## REQUIRED WORK
Present the following entries again, word for word and in full.

## RECORD EXCERPTS
━━━━━━━━━━━━━━━━━━━━

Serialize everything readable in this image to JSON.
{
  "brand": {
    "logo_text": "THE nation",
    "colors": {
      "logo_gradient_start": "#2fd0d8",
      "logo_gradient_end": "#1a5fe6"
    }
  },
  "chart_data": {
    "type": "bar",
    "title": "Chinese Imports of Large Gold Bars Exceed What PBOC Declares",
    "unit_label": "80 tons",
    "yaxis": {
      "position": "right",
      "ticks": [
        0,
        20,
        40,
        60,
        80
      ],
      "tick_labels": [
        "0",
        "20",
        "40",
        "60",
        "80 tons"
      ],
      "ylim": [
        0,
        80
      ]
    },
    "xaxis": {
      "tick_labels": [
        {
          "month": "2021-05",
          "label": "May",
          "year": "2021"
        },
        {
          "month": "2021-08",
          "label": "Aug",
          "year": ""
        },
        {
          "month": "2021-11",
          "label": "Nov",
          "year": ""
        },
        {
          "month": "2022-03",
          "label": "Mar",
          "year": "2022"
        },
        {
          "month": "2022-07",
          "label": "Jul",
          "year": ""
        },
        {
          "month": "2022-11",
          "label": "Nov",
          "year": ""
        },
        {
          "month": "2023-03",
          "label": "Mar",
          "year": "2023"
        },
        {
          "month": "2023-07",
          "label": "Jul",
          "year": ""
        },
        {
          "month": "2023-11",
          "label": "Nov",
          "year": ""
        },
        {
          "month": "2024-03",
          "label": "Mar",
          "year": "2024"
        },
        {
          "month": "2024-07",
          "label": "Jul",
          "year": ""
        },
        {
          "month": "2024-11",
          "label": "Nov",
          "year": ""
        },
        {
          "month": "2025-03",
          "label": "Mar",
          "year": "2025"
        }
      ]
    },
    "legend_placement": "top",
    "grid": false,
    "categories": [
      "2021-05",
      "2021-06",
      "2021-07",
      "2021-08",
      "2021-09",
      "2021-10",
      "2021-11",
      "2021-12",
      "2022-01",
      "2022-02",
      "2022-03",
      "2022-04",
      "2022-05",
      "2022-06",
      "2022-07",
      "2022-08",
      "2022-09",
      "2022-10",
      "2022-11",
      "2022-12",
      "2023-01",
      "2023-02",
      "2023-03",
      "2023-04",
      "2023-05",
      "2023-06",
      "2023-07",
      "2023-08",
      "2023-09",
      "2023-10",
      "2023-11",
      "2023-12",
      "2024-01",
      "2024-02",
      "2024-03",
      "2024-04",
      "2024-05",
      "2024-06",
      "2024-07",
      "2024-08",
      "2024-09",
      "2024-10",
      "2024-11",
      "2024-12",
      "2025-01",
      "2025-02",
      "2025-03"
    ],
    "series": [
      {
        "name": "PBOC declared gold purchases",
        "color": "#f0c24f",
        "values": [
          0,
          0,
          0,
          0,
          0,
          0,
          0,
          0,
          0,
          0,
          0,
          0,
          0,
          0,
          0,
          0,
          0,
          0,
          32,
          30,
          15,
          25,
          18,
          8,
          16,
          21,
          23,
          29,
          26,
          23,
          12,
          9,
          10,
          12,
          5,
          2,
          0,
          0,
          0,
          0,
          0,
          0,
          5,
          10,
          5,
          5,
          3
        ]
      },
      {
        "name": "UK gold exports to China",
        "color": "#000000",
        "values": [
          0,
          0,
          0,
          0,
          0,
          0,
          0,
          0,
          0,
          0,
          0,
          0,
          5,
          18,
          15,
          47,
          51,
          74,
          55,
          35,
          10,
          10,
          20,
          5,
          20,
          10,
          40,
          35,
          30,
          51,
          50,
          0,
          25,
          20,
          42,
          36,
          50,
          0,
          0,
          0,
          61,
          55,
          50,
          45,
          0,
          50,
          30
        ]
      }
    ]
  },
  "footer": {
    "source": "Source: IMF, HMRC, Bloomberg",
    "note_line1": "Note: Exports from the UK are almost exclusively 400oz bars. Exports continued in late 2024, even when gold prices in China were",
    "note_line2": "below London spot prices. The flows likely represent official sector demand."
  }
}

━━━━━━━━━━━━━━━━━━━━

## ANSWER FOR THIS EXERCISE
Serialize everything readable in this image to JSON.
{
  "brand": {
    "logo_text": "THE nation",
    "colors": {
      "logo_gradient_start": "#2fd0d8",
      "logo_gradient_end": "#1a5fe6"
    }
  },
  "chart_data": {
    "type": "bar",
    "title": "Chinese Imports of Large Gold Bars Exceed What PBOC Declares",
    "unit_label": "80 tons",
    "yaxis": {
      "position": "right",
      "ticks": [
        0,
        20,
        40,
        60,
        80
      ],
      "tick_labels": [
        "0",
        "20",
        "40",
        "60",
        "80 tons"
      ],
      "ylim": [
        0,
        80
      ]
    },
    "xaxis": {
      "tick_labels": [
        {
          "month": "2021-05",
          "label": "May",
          "year": "2021"
        },
        {
          "month": "2021-08",
          "label": "Aug",
          "year": ""
        },
        {
          "month": "2021-11",
          "label": "Nov",
          "year": ""
        },
        {
          "month": "2022-03",
          "label": "Mar",
          "year": "2022"
        },
        {
          "month": "2022-07",
          "label": "Jul",
          "year": ""
        },
        {
          "month": "2022-11",
          "label": "Nov",
          "year": ""
        },
        {
          "month": "2023-03",
          "label": "Mar",
          "year": "2023"
        },
        {
          "month": "2023-07",
          "label": "Jul",
          "year": ""
        },
        {
          "month": "2023-11",
          "label": "Nov",
          "year": ""
        },
        {
          "month": "2024-03",
          "label": "Mar",
          "year": "2024"
        },
        {
          "month": "2024-07",
          "label": "Jul",
          "year": ""
        },
        {
          "month": "2024-11",
          "label": "Nov",
          "year": ""
        },
        {
          "month": "2025-03",
          "label": "Mar",
          "year": "2025"
        }
      ]
    },
    "legend_placement": "top",
    "grid": false,
    "categories": [
      "2021-05",
      "2021-06",
      "2021-07",
      "2021-08",
      "2021-09",
      "2021-10",
      "2021-11",
      "2021-12",
      "2022-01",
      "2022-02",
      "2022-03",
      "2022-04",
      "2022-05",
      "2022-06",
      "2022-07",
      "2022-08",
      "2022-09",
      "2022-10",
      "2022-11",
      "2022-12",
      "2023-01",
      "2023-02",
      "2023-03",
      "2023-04",
      "2023-05",
      "2023-06",
      "2023-07",
      "2023-08",
      "2023-09",
      "2023-10",
      "2023-11",
      "2023-12",
      "2024-01",
      "2024-02",
      "2024-03",
      "2024-04",
      "2024-05",
      "2024-06",
      "2024-07",
      "2024-08",
      "2024-09",
      "2024-10",
      "2024-11",
      "2024-12",
      "2025-01",
      "2025-02",
      "2025-03"
    ],
    "series": [
      {
        "name": "PBOC declared gold purchases",
        "color": "#f0c24f",
        "values": [
          0,
          0,
          0,
          0,
          0,
          0,
          0,
          0,
          0,
          0,
          0,
          0,
          0,
          0,
          0,
          0,
          0,
          0,
          32,
          30,
          15,
          25,
          18,
          8,
          16,
          21,
          23,
          29,
          26,
          23,
          12,
          9,
          10,
          12,
          5,
          2,
          0,
          0,
          0,
          0,
          0,
          0,
          5,
          10,
          5,
          5,
          3
        ]
      },
      {
        "name": "UK gold exports to China",
        "color": "#000000",
        "values": [
          0,
          0,
          0,
          0,
          0,
          0,
          0,
          0,
          0,
          0,
          0,
          0,
          5,
          18,
          15,
          47,
          51,
          74,
          55,
          35,
          10,
          10,
          20,
          5,
          20,
          10,
          40,
          35,
          30,
          51,
          50,
          0,
          25,
          20,
          42,
          36,
          50,
          0,
          0,
          0,
          61,
          55,
          50,
          45,
          0,
          50,
          30
        ]
      }
    ]
  },
  "footer": {
    "source": "Source: IMF, HMRC, Bloomberg",
    "note_line1": "Note: Exports from the UK are almost exclusively 400oz bars. Exports continued in late 2024, even when gold prices in China were",
    "note_line2": "below London spot prices. The flows likely represent official sector demand."
  }
}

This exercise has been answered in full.